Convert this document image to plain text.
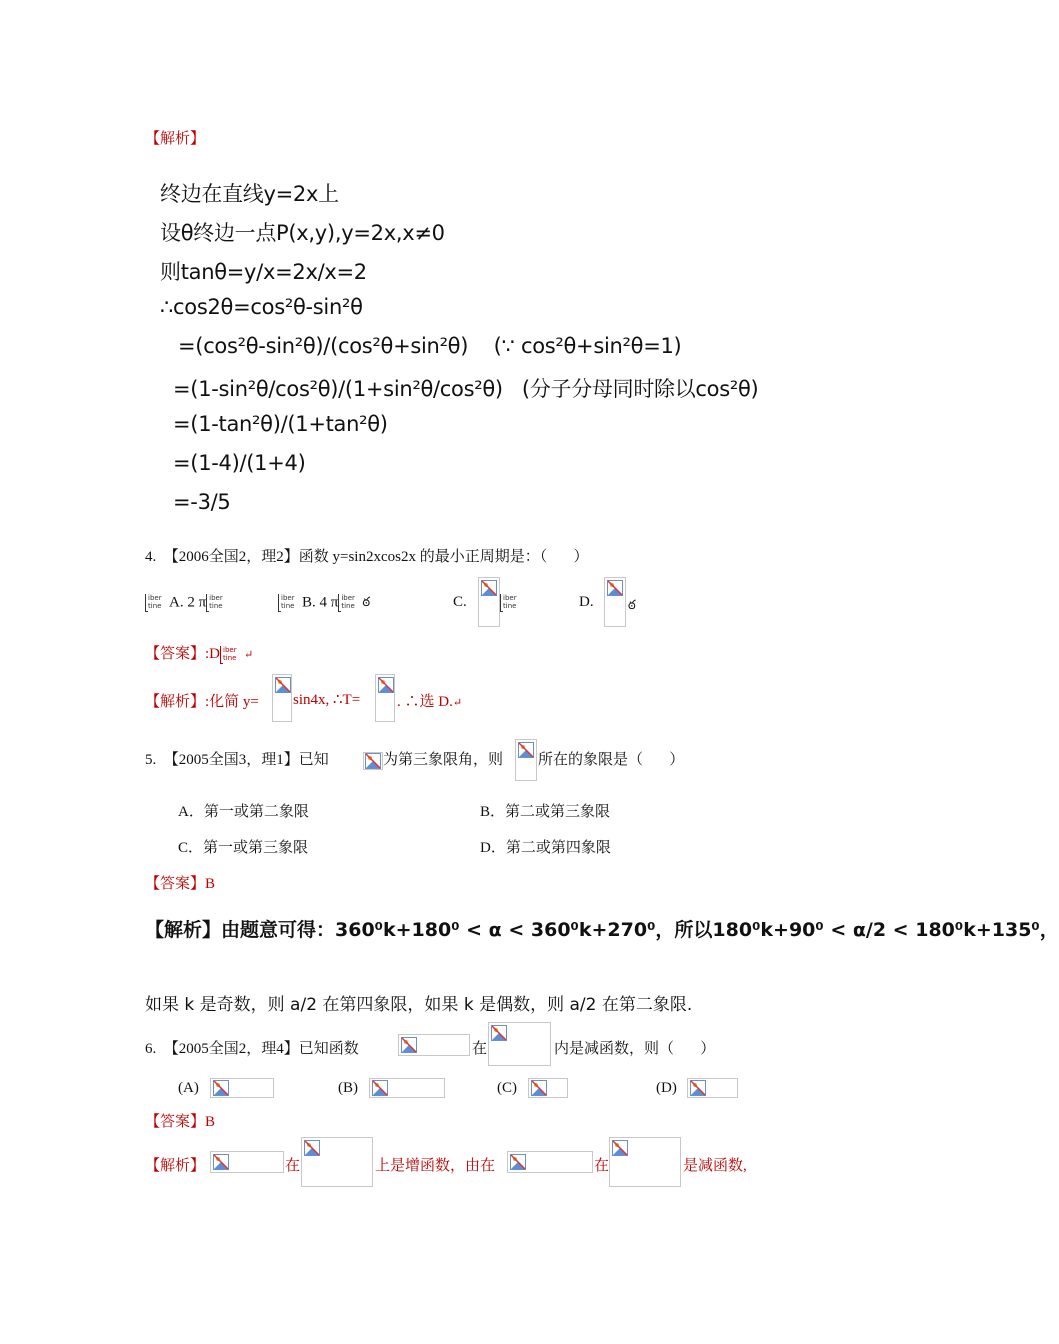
【解析】
终边在直线y=2x上
设θ终边一点P(x,y),y=2x,x≠0
则tanθ=y/x=2x/x=2
∴cos2θ=cos²θ-sin²θ
=(cos²θ-sin²θ)/(cos²θ+sin²θ)    (∵ cos²θ+sin²θ=1)
=(1-sin²θ/cos²θ)/(1+sin²θ/cos²θ)   (分子分母同时除以cos²θ)
=(1-tan²θ)/(1+tan²θ)
=(1-4)/(1+4)
=-3/5
4.  【2006全国2，理2】函数 y=sin2xcos2x 的最小正周期是：（       ）
iber
tine A. 2 π iber
tine
iber
tine B. 4 π iber
tine ఠ	C.	iber
tine	D.	ఠ
【答案】:D iber
tine ↵
【解析】:化简 y= sin4x, ∴T= . ∴选 D.↵
5.  【2005全国3，理1】已知	为第三象限角，则 所在的象限是（       ）
A．第一或第二象限	B．第二或第三象限
C．第一或第三象限	D．第二或第四象限
【答案】B
【解析】由题意可得：360⁰k+180⁰ < α < 360⁰k+270⁰，所以180⁰k+90⁰ < α/2 < 180⁰k+135⁰，
如果 k 是奇数，则 a/2 在第四象限，如果 k 是偶数，则 a/2 在第二象限.
6.  【2005全国2，理4】已知函数	在	内是减函数，则（       ）
(A)	(B)	(C)	(D)
【答案】B
【解析】	在	上是增函数，由在	在	是减函数,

--*--

Quote the material word for word, dropping any images it holds.

Convert this document image to plain text.
【解析】
终边在直线y=2x上
设θ终边一点P(x,y),y=2x,x≠0
则tanθ=y/x=2x/x=2
∴cos2θ=cos²θ-sin²θ
=(cos²θ-sin²θ)/(cos²θ+sin²θ)    (∵ cos²θ+sin²θ=1)
=(1-sin²θ/cos²θ)/(1+sin²θ/cos²θ)   (分子分母同时除以cos²θ)
=(1-tan²θ)/(1+tan²θ)
=(1-4)/(1+4)
=-3/5
4.  【2006全国2，理2】函数 y=sin2xcos2x 的最小正周期是：（       ）
iber
tine A. 2 π iber
tine
iber
tine B. 4 π iber
tine ఠ	C.	iber
tine	D.	ఠ
【答案】:D iber
tine ↵
【解析】:化简 y= sin4x, ∴T= . ∴选 D.↵
5.  【2005全国3，理1】已知	为第三象限角，则 所在的象限是（       ）
A．第一或第二象限	B．第二或第三象限
C．第一或第三象限	D．第二或第四象限
【答案】B
【解析】由题意可得：360⁰k+180⁰ < α < 360⁰k+270⁰，所以180⁰k+90⁰ < α/2 < 180⁰k+135⁰，
如果 k 是奇数，则 a/2 在第四象限，如果 k 是偶数，则 a/2 在第二象限.
6.  【2005全国2，理4】已知函数	在	内是减函数，则（       ）
(A)	(B)	(C)	(D)
【答案】B
【解析】	在	上是增函数，由在	在	是减函数,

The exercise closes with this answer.